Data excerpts

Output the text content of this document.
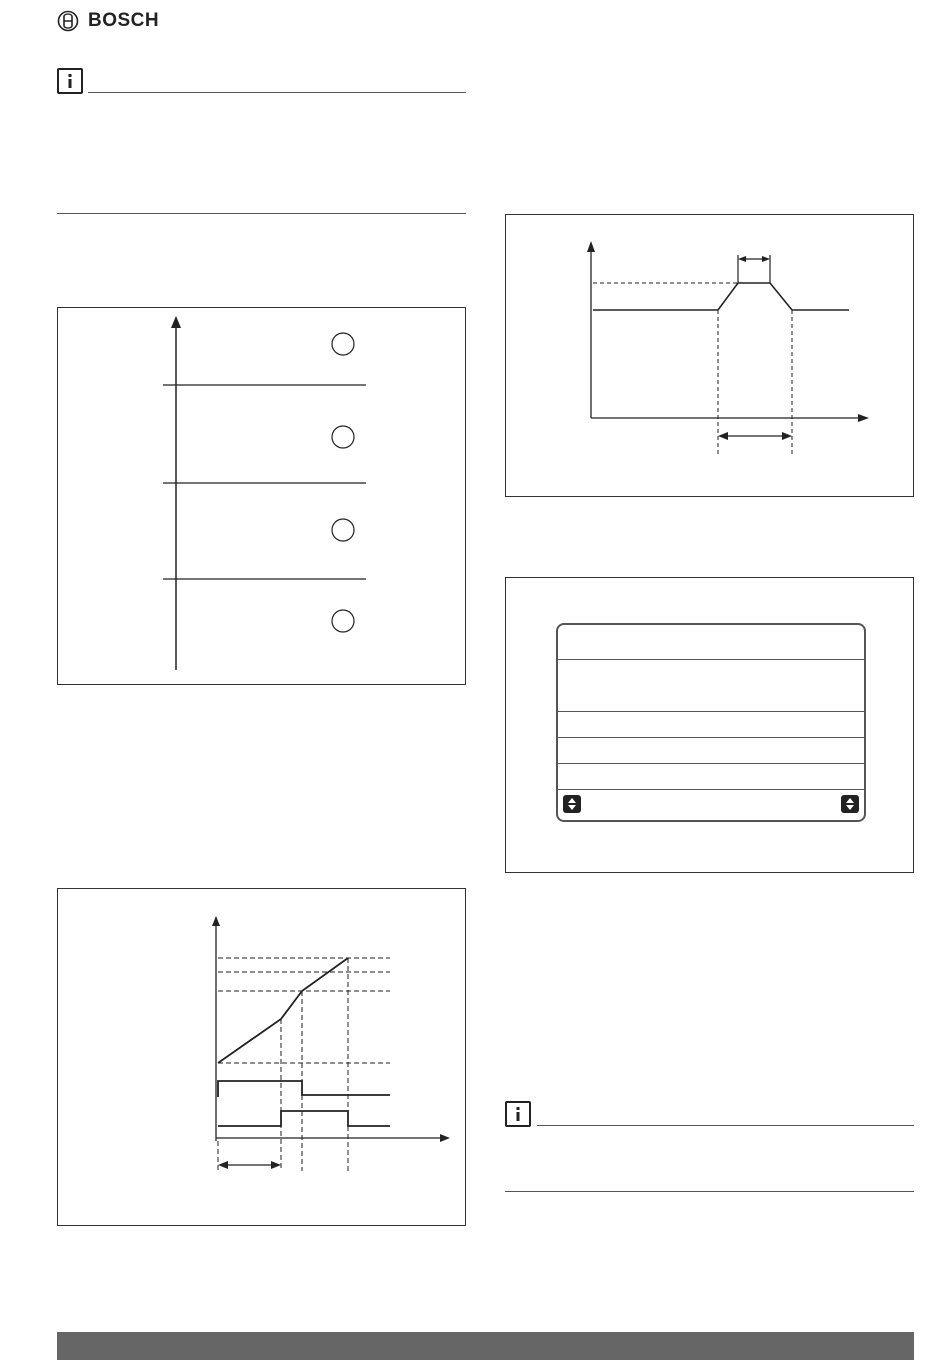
BOSCH
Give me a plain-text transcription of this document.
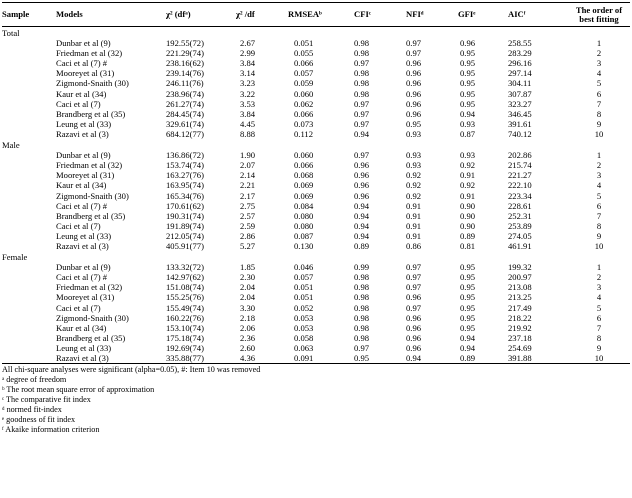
Sample	Models	χ² (dfᵃ)	χ² /df	RMSEAᵇ	CFIᶜ	NFIᵈ	GFIᵉ	AICᶠ	The order of best fitting
Total									
	Dunbar et al (9)	192.55(72)	2.67	0.051	0.98	0.97	0.96	258.55	1
	Friedman et al (32)	221.29(74)	2.99	0.055	0.98	0.97	0.95	283.29	2
	Caci et al (7) #	238.16(62)	3.84	0.066	0.97	0.96	0.95	296.16	3
	Mooreyet al (31)	239.14(76)	3.14	0.057	0.98	0.96	0.95	297.14	4
	Zigmond-Snaith (30)	246.11(76)	3.23	0.059	0.98	0.96	0.95	304.11	5
	Kaur et al (34)	238.96(74)	3.22	0.060	0.98	0.96	0.95	307.87	6
	Caci et al (7)	261.27(74)	3.53	0.062	0.97	0.96	0.95	323.27	7
	Brandberg et al (35)	284.45(74)	3.84	0.066	0.97	0.96	0.94	346.45	8
	Leung et al (33)	329.61(74)	4.45	0.073	0.97	0.95	0.93	391.61	9
	Razavi et al (3)	684.12(77)	8.88	0.112	0.94	0.93	0.87	740.12	10
Male									
	Dunbar et al (9)	136.86(72)	1.90	0.060	0.97	0.93	0.93	202.86	1
	Friedman et al (32)	153.74(74)	2.07	0.066	0.96	0.93	0.92	215.74	2
	Mooreyet al (31)	163.27(76)	2.14	0.068	0.96	0.92	0.91	221.27	3
	Kaur et al (34)	163.95(74)	2.21	0.069	0.96	0.92	0.92	222.10	4
	Zigmond-Snaith (30)	165.34(76)	2.17	0.069	0.96	0.92	0.91	223.34	5
	Caci et al (7) #	170.61(62)	2.75	0.084	0.94	0.91	0.90	228.61	6
	Brandberg et al (35)	190.31(74)	2.57	0.080	0.94	0.91	0.90	252.31	7
	Caci et al (7)	191.89(74)	2.59	0.080	0.94	0.91	0.90	253.89	8
	Leung et al (33)	212.05(74)	2.86	0.087	0.94	0.91	0.89	274.05	9
	Razavi et al (3)	405.91(77)	5.27	0.130	0.89	0.86	0.81	461.91	10
Female									
	Dunbar et al (9)	133.32(72)	1.85	0.046	0.99	0.97	0.95	199.32	1
	Caci et al (7) #	142.97(62)	2.30	0.057	0.98	0.97	0.95	200.97	2
	Friedman et al (32)	151.08(74)	2.04	0.051	0.98	0.97	0.95	213.08	3
	Mooreyet al (31)	155.25(76)	2.04	0.051	0.98	0.96	0.95	213.25	4
	Caci et al (7)	155.49(74)	3.30	0.052	0.98	0.97	0.95	217.49	5
	Zigmond-Snaith (30)	160.22(76)	2.18	0.053	0.98	0.96	0.95	218.22	6
	Kaur et al (34)	153.10(74)	2.06	0.053	0.98	0.96	0.95	219.92	7
	Brandberg et al (35)	175.18(74)	2.36	0.058	0.98	0.96	0.94	237.18	8
	Leung et al (33)	192.69(74)	2.60	0.063	0.97	0.96	0.94	254.69	9
	Razavi et al (3)	335.88(77)	4.36	0.091	0.95	0.94	0.89	391.88	10
All chi-square analyses were significant (alpha=0.05), #: Item 10 was removed
ᵃ degree of freedom
ᵇ The root mean square error of approximation
ᶜ The comparative fit index
ᵈ normed fit-index
ᵉ goodness of fit index
ᶠ Akaike information criterion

INSTRUCTION:
Copy every entry word for word, but omit the pictures.

RESULT FOR THIS TASK:
Output the text content of this document.
BOSCH
Give me a plain-text transcription of this document.
Sample	Models	χ² (dfᵃ)	χ² /df	RMSEAᵇ	CFIᶜ	NFIᵈ	GFIᵉ	AICᶠ	The order of best fitting
Total									
	Dunbar et al (9)	192.55(72)	2.67	0.051	0.98	0.97	0.96	258.55	1
	Friedman et al (32)	221.29(74)	2.99	0.055	0.98	0.97	0.95	283.29	2
	Caci et al (7) #	238.16(62)	3.84	0.066	0.97	0.96	0.95	296.16	3
	Mooreyet al (31)	239.14(76)	3.14	0.057	0.98	0.96	0.95	297.14	4
	Zigmond-Snaith (30)	246.11(76)	3.23	0.059	0.98	0.96	0.95	304.11	5
	Kaur et al (34)	238.96(74)	3.22	0.060	0.98	0.96	0.95	307.87	6
	Caci et al (7)	261.27(74)	3.53	0.062	0.97	0.96	0.95	323.27	7
	Brandberg et al (35)	284.45(74)	3.84	0.066	0.97	0.96	0.94	346.45	8
	Leung et al (33)	329.61(74)	4.45	0.073	0.97	0.95	0.93	391.61	9
	Razavi et al (3)	684.12(77)	8.88	0.112	0.94	0.93	0.87	740.12	10
Male									
	Dunbar et al (9)	136.86(72)	1.90	0.060	0.97	0.93	0.93	202.86	1
	Friedman et al (32)	153.74(74)	2.07	0.066	0.96	0.93	0.92	215.74	2
	Mooreyet al (31)	163.27(76)	2.14	0.068	0.96	0.92	0.91	221.27	3
	Kaur et al (34)	163.95(74)	2.21	0.069	0.96	0.92	0.92	222.10	4
	Zigmond-Snaith (30)	165.34(76)	2.17	0.069	0.96	0.92	0.91	223.34	5
	Caci et al (7) #	170.61(62)	2.75	0.084	0.94	0.91	0.90	228.61	6
	Brandberg et al (35)	190.31(74)	2.57	0.080	0.94	0.91	0.90	252.31	7
	Caci et al (7)	191.89(74)	2.59	0.080	0.94	0.91	0.90	253.89	8
	Leung et al (33)	212.05(74)	2.86	0.087	0.94	0.91	0.89	274.05	9
	Razavi et al (3)	405.91(77)	5.27	0.130	0.89	0.86	0.81	461.91	10
Female									
	Dunbar et al (9)	133.32(72)	1.85	0.046	0.99	0.97	0.95	199.32	1
	Caci et al (7) #	142.97(62)	2.30	0.057	0.98	0.97	0.95	200.97	2
	Friedman et al (32)	151.08(74)	2.04	0.051	0.98	0.97	0.95	213.08	3
	Mooreyet al (31)	155.25(76)	2.04	0.051	0.98	0.96	0.95	213.25	4
	Caci et al (7)	155.49(74)	3.30	0.052	0.98	0.97	0.95	217.49	5
	Zigmond-Snaith (30)	160.22(76)	2.18	0.053	0.98	0.96	0.95	218.22	6
	Kaur et al (34)	153.10(74)	2.06	0.053	0.98	0.96	0.95	219.92	7
	Brandberg et al (35)	175.18(74)	2.36	0.058	0.98	0.96	0.94	237.18	8
	Leung et al (33)	192.69(74)	2.60	0.063	0.97	0.96	0.94	254.69	9
	Razavi et al (3)	335.88(77)	4.36	0.091	0.95	0.94	0.89	391.88	10
All chi-square analyses were significant (alpha=0.05), #: Item 10 was removed
ᵃ degree of freedom
ᵇ The root mean square error of approximation
ᶜ The comparative fit index
ᵈ normed fit-index
ᵉ goodness of fit index
ᶠ Akaike information criterion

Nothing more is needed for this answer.